AIM OF THE EXERCISE: Filter out everything except lines holding "document".

EXERCISE DATA:
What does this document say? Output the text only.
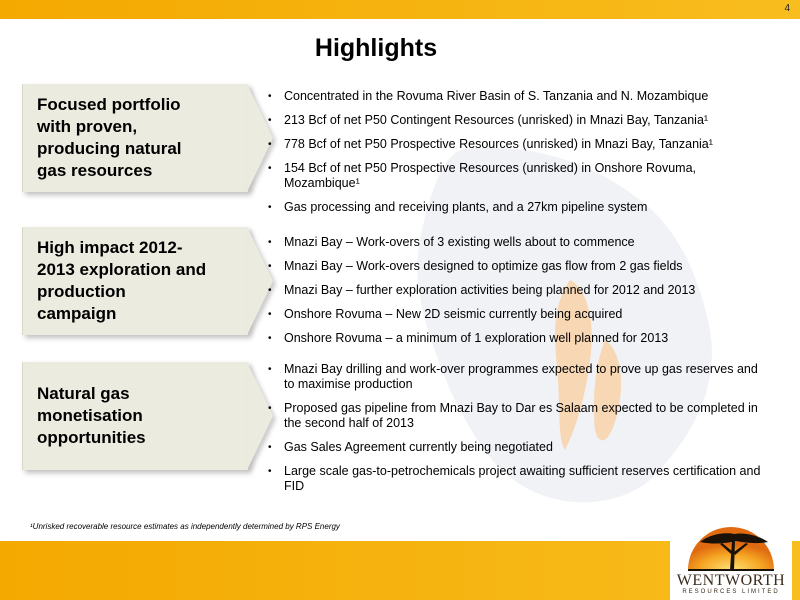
4
Highlights
Focused portfolio with proven, producing natural gas resources
• Concentrated in the Rovuma River Basin of S. Tanzania and N. Mozambique
• 213 Bcf of net P50 Contingent Resources (unrisked) in Mnazi Bay, Tanzania¹
• 778 Bcf of net P50 Prospective Resources (unrisked) in Mnazi Bay, Tanzania¹
• 154 Bcf of net P50 Prospective Resources (unrisked) in Onshore Rovuma, Mozambique¹
• Gas processing and receiving plants, and a 27km pipeline system
High impact 2012-2013 exploration and production campaign
• Mnazi Bay – Work-overs of 3 existing wells about to commence
• Mnazi Bay – Work-overs designed to optimize gas flow from 2 gas fields
• Mnazi Bay – further exploration activities being planned for 2012 and 2013
• Onshore Rovuma – New 2D seismic currently being acquired
• Onshore Rovuma – a minimum of 1 exploration well planned for 2013
Natural gas monetisation opportunities
• Mnazi Bay drilling and work-over programmes expected to prove up gas reserves and to maximise production
• Proposed gas pipeline from Mnazi Bay to Dar es Salaam expected to be completed in the second half of 2013
• Gas Sales Agreement currently being negotiated
• Large scale gas-to-petrochemicals project awaiting sufficient reserves certification and FID
¹Unrisked recoverable resource estimates as independently determined by RPS Energy
WENTWORTH
RESOURCES LIMITED
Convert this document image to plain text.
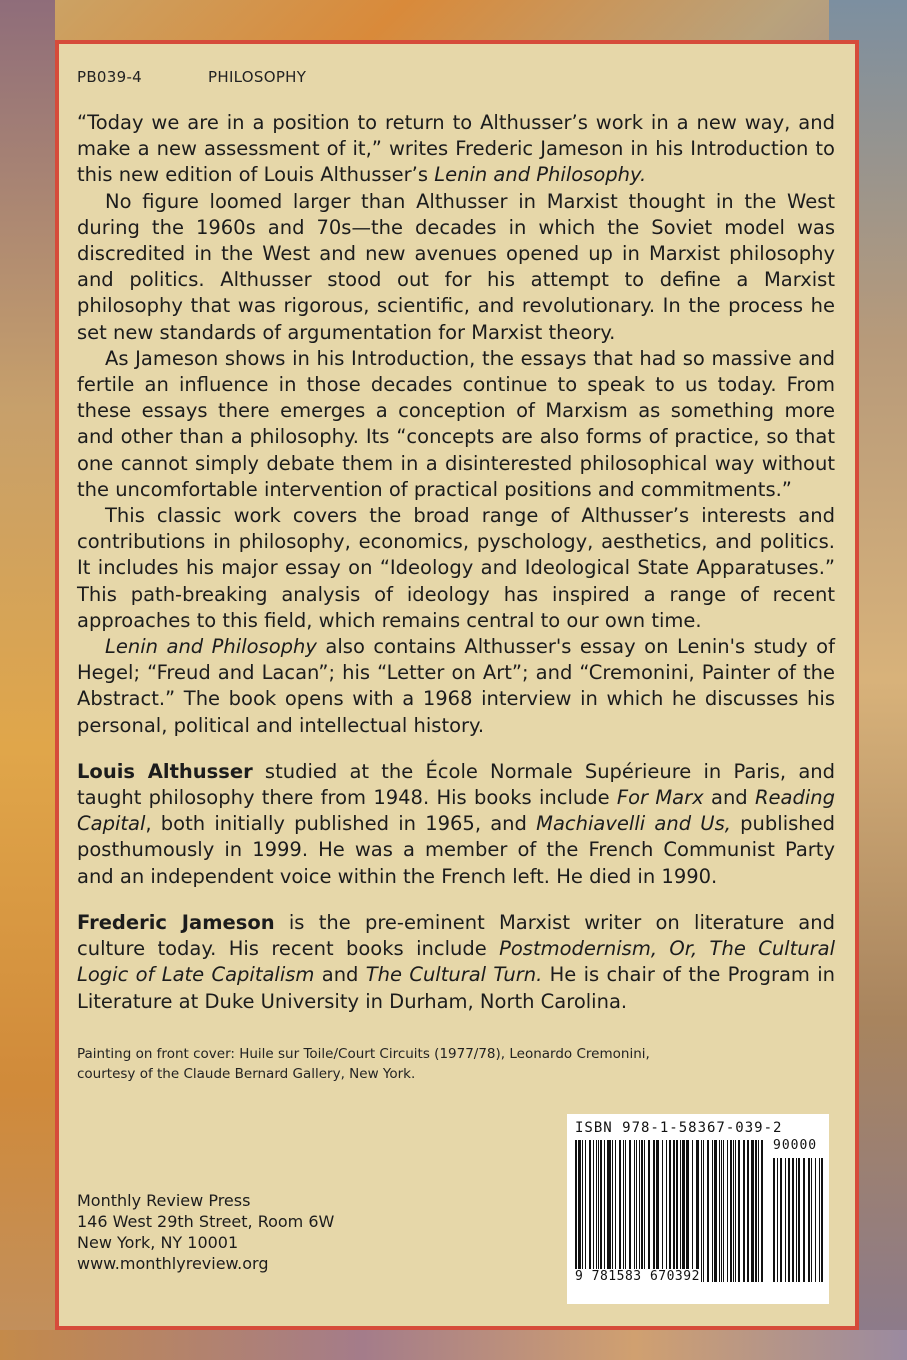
PB039-4	PHILOSOPHY

“Today we are in a position to return to Althusser’s work in a new way, and make a new assessment of it,” writes Frederic Jameson in his Introduction to this new edition of Louis Althusser’s Lenin and Philosophy.

No figure loomed larger than Althusser in Marxist thought in the West during the 1960s and 70s—the decades in which the Soviet model was discredited in the West and new avenues opened up in Marxist philosophy and politics. Althusser stood out for his attempt to define a Marxist philosophy that was rigorous, scientific, and revolutionary. In the process he set new standards of argumentation for Marxist theory.

As Jameson shows in his Introduction, the essays that had so massive and fertile an influence in those decades continue to speak to us today. From these essays there emerges a conception of Marxism as something more and other than a philosophy. Its “concepts are also forms of practice, so that one cannot simply debate them in a disinterested philosophical way without the uncomfortable intervention of practical positions and commitments.”

This classic work covers the broad range of Althusser’s interests and contributions in philosophy, economics, pyschology, aesthetics, and politics. It includes his major essay on “Ideology and Ideological State Apparatuses.” This path-breaking analysis of ideology has inspired a range of recent approaches to this field, which remains central to our own time.

Lenin and Philosophy also contains Althusser's essay on Lenin's study of Hegel; “Freud and Lacan”; his “Letter on Art”; and “Cremonini, Painter of the Abstract.” The book opens with a 1968 interview in which he discusses his personal, political and intellectual history.

Louis Althusser studied at the École Normale Supérieure in Paris, and taught philosophy there from 1948. His books include For Marx and Reading Capital, both initially published in 1965, and Machiavelli and Us, published posthumously in 1999. He was a member of the French Communist Party and an independent voice within the French left. He died in 1990.

Frederic Jameson is the pre-eminent Marxist writer on literature and culture today. His recent books include Postmodernism, Or, The Cultural Logic of Late Capitalism and The Cultural Turn. He is chair of the Program in Literature at Duke University in Durham, North Carolina.

Painting on front cover: Huile sur Toile/Court Circuits (1977/78), Leonardo Cremonini,
courtesy of the Claude Bernard Gallery, New York.
ISBN 978-1-58367-039-2
90000
9 781583 670392
Monthly Review Press
146 West 29th Street, Room 6W
New York, NY 10001
www.monthlyreview.org
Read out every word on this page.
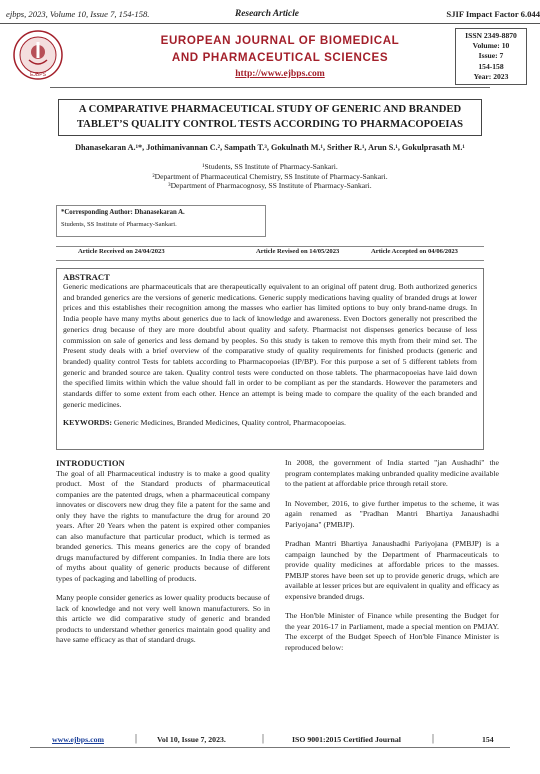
ejbps, 2023, Volume 10, Issue 7, 154-158.	Research Article	SJIF Impact Factor 6.044
EJBPS
EUROPEAN JOURNAL OF BIOMEDICAL
AND PHARMACEUTICAL SCIENCES
http://www.ejbps.com
ISSN 2349-8870
Volume: 10
Issue: 7
154-158
Year: 2023
A COMPARATIVE PHARMACEUTICAL STUDY OF GENERIC AND BRANDED
TABLET’S QUALITY CONTROL TESTS ACCORDING TO PHARMACOPOEIAS
Dhanasekaran A.¹*, Jothimanivannan C.², Sampath T.³, Gokulnath M.¹, Srither R.¹, Arun S.¹, Gokulprasath M.¹
¹Students, SS Institute of Pharmacy-Sankari.
²Department of Pharmaceutical Chemistry, SS Institute of Pharmacy-Sankari.
³Department of Pharmacognosy, SS Institute of Pharmacy-Sankari.
*Corresponding Author: Dhanasekaran A.
Students, SS Institute of Pharmacy-Sankari.
Article Received on 24/04/2023	Article Revised on 14/05/2023	Article Accepted on 04/06/2023
ABSTRACT
Generic medications are pharmaceuticals that are therapeutically equivalent to an original off patent drug. Both authorized generics and branded generics are the versions of generic medications. Generic supply medications having quality of branded drugs at lower prices and this establishes their recognition among the masses who earlier has limited options to buy only brand-name drugs. In India people have many myths about generics due to lack of knowledge and awareness. Even Doctors generally not prescribed the generics drug because of they are more doubtful about quality and safety. Pharmacist not dispenses generics because of less commission on sale of generics and less demand by peoples. So this study is taken to remove this myth from their mind set. The Present study deals with a brief overview of the comparative study of quality requirements for finished products (generic and branded) quality control Tests for tablets according to Pharmacopoeias (IP/BP). For this purpose a set of 5 different tablets from generic and branded source are taken. Quality control tests were conducted on those tablets. The pharmacopoeias have laid down the specified limits within which the value should fall in order to be compliant as per the standards. However the parameters and standards differ to some extent from each other. Hence an attempt is being made to compare the quality of the each branded and generic medicines.
KEYWORDS: Generic Medicines, Branded Medicines, Quality control, Pharmacopoeias.
INTRODUCTION

The goal of all Pharmaceutical industry is to make a good quality product. Most of the Standard products of pharmaceutical companies are the patented drugs, when a pharmaceutical company innovates or discovers new drug they file a patent for the same and only they have the rights to manufacture the drug for around 20 years. After 20 Years when the patent is expired other companies can also manufacture that particular product, which is termed as branded generics. This means generics are the copy of branded drugs manufactured by different companies. In India there are lots of myths about quality of generic products because of different types of packaging and labelling of products.

Many people consider generics as lower quality products because of lack of knowledge and not very well known manufacturers. So in this article we did comparative study of generic and branded products to understand whether generics maintain good quality and have same efficacy as that of standard drugs.

In 2008, the government of India started "jan Aushadhi" the program contemplates making unbranded quality medicine available to the patient at affordable price through retail store.

In November, 2016, to give further impetus to the scheme, it was again renamed as "Pradhan Mantri Bhartiya Janaushadhi Pariyojana" (PMBJP).

Pradhan Mantri Bhartiya Janaushadhi Pariyojana (PMBJP) is a campaign launched by the Department of Pharmaceuticals to provide quality medicines at affordable prices to the masses. PMBJP stores have been set up to provide generic drugs, which are available at lesser prices but are equivalent in quality and efficacy as expensive branded drugs.

The Hon'ble Minister of Finance while presenting the Budget for the year 2016-17 in Parliament, made a special mention on PMJAY. The excerpt of the Budget Speech of Hon'ble Finance Minister is reproduced below:

www.ejbps.com	|	Vol 10, Issue 7, 2023.	|	ISO 9001:2015 Certified Journal	|	154
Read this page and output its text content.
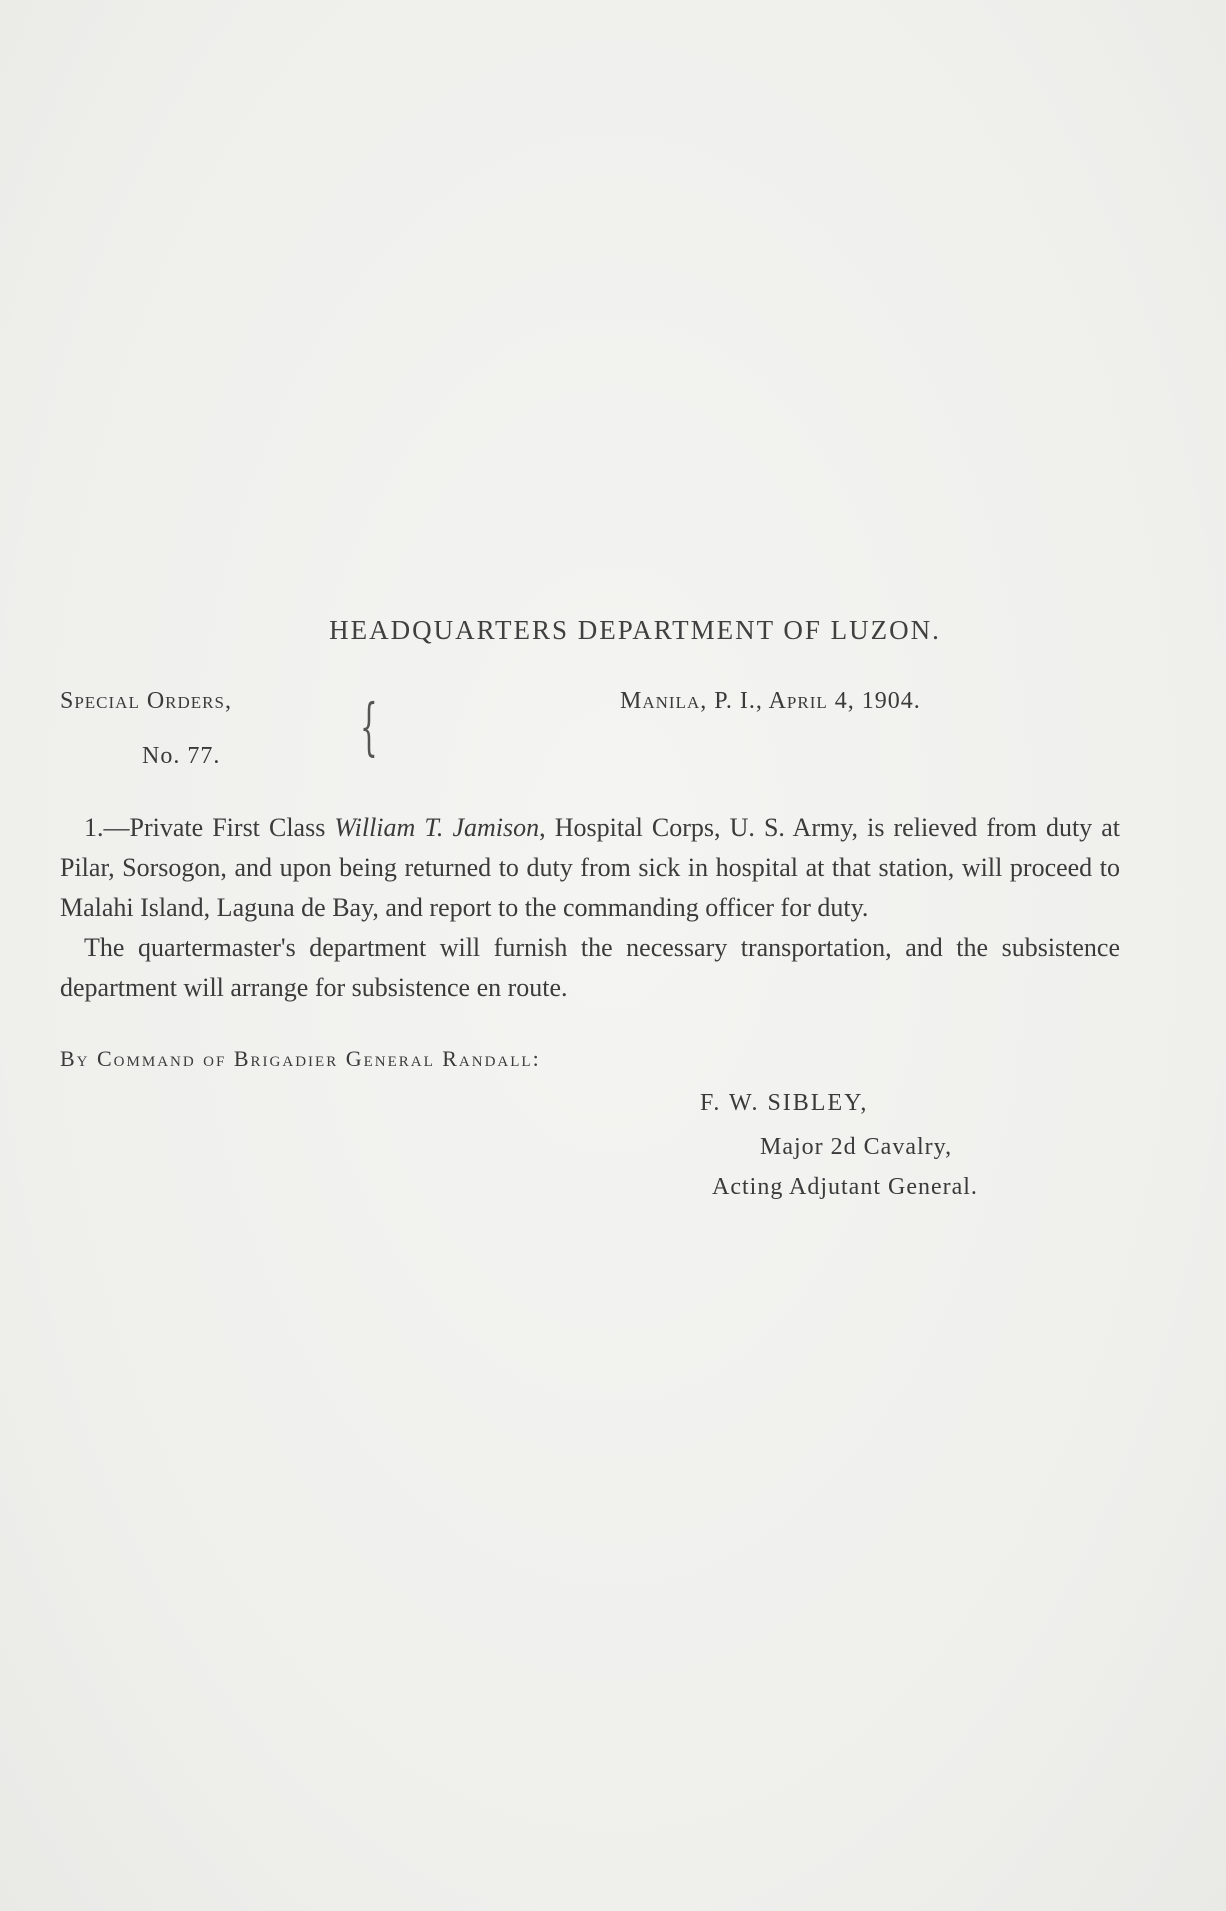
HEADQUARTERS DEPARTMENT OF LUZON.
Special Orders,
No. 77. {	Manila, P. I., April 4, 1904.

1.—Private First Class William T. Jamison, Hospital Corps, U. S. Army, is relieved from duty at Pilar, Sorsogon, and upon being returned to duty from sick in hospital at that station, will proceed to Malahi Island, Laguna de Bay, and report to the commanding officer for duty.

The quartermaster's department will furnish the necessary transportation, and the subsistence department will arrange for subsistence en route.

By Command of Brigadier General Randall:
F. W. SIBLEY,
Major 2d Cavalry,
Acting Adjutant General.
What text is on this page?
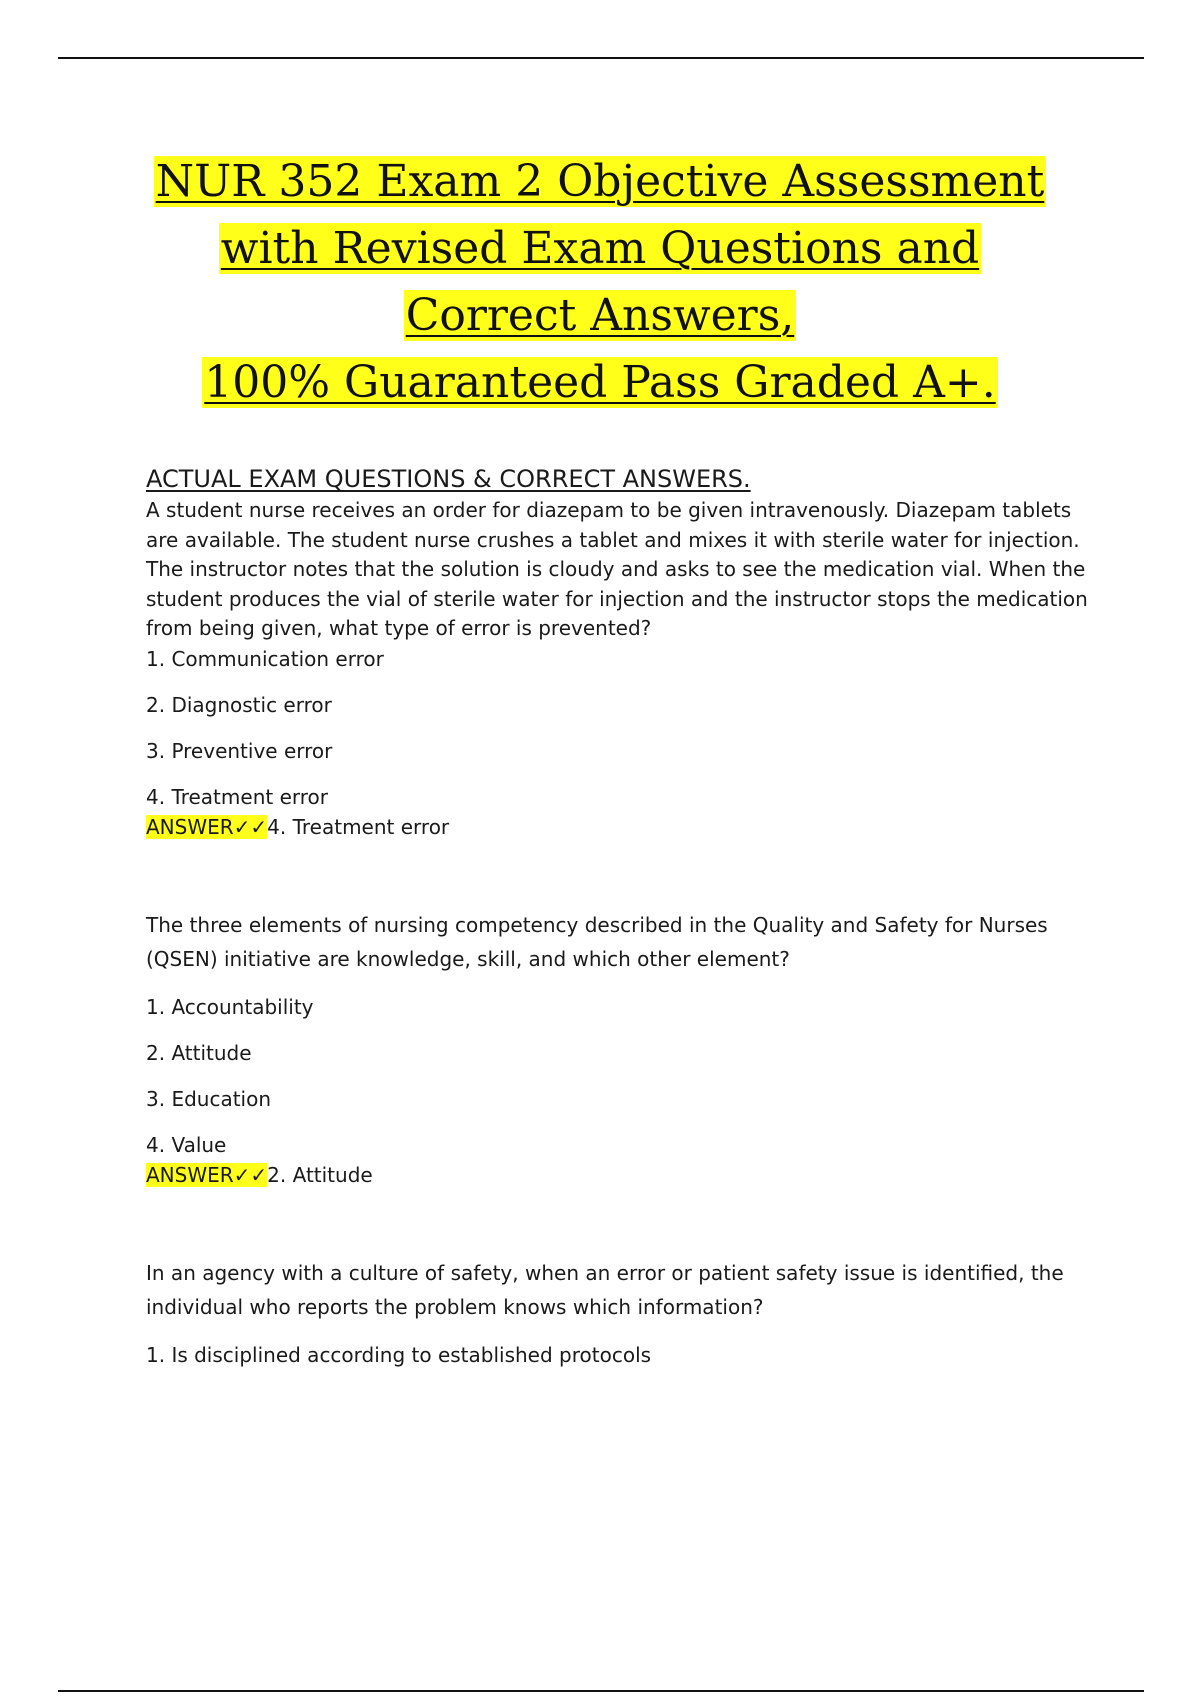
NUR 352 Exam 2 Objective Assessment
with Revised Exam Questions and
Correct Answers,
100% Guaranteed Pass Graded A+.
ACTUAL EXAM QUESTIONS & CORRECT ANSWERS.

A student nurse receives an order for diazepam to be given intravenously. Diazepam tablets are available. The student nurse crushes a tablet and mixes it with sterile water for injection. The instructor notes that the solution is cloudy and asks to see the medication vial. When the student produces the vial of sterile water for injection and the instructor stops the medication from being given, what type of error is prevented?

1. Communication error

2. Diagnostic error

3. Preventive error

4. Treatment error

ANSWER✓✓4. Treatment error

The three elements of nursing competency described in the Quality and Safety for Nurses (QSEN) initiative are knowledge, skill, and which other element?

1. Accountability

2. Attitude

3. Education

4. Value

ANSWER✓✓2. Attitude

In an agency with a culture of safety, when an error or patient safety issue is identified, the individual who reports the problem knows which information?

1. Is disciplined according to established protocols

TASK OUTPUT:
What does this document say? Output the text only.
Convert this document image to plain text.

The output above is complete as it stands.